### WHAT TO PRODUCE
Without the pictures, give the entries below again exactly as written.

>> Start DATA FOR THIS EXERCISE

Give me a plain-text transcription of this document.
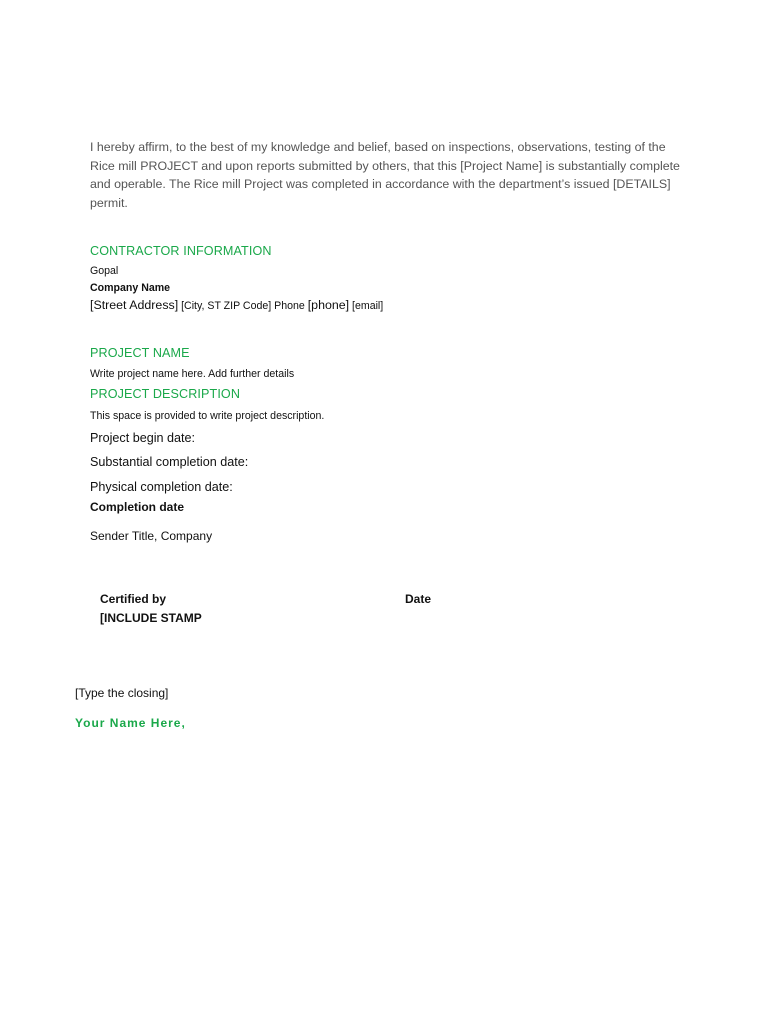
I hereby affirm, to the best of my knowledge and belief, based on inspections, observations, testing of the Rice mill PROJECT and upon reports submitted by others, that this [Project Name] is substantially complete and operable. The Rice mill Project was completed in accordance with the department’s issued [DETAILS] permit.
CONTRACTOR INFORMATION
Gopal
Company Name
[Street Address] [City, ST ZIP Code] Phone [phone] [email]
PROJECT NAME
Write project name here. Add further details
PROJECT DESCRIPTION
This space is provided to write project description.
Project begin date:
Substantial completion date:
Physical completion date:
Completion date
Sender Title, Company
Certified by	Date
[INCLUDE STAMP
[Type the closing]
Your Name Here,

>> End DATA FOR THIS EXERCISE

### RESULT OF THE TASK
Give me a plain-text transcription of this document.
I hereby affirm, to the best of my knowledge and belief, based on inspections, observations, testing of the Rice mill PROJECT and upon reports submitted by others, that this [Project Name] is substantially complete and operable. The Rice mill Project was completed in accordance with the department’s issued [DETAILS] permit.
CONTRACTOR INFORMATION
Gopal
Company Name
[Street Address] [City, ST ZIP Code] Phone [phone] [email]
PROJECT NAME
Write project name here. Add further details
PROJECT DESCRIPTION
This space is provided to write project description.
Project begin date:
Substantial completion date:
Physical completion date:
Completion date
Sender Title, Company
Certified by	Date
[INCLUDE STAMP
[Type the closing]
Your Name Here,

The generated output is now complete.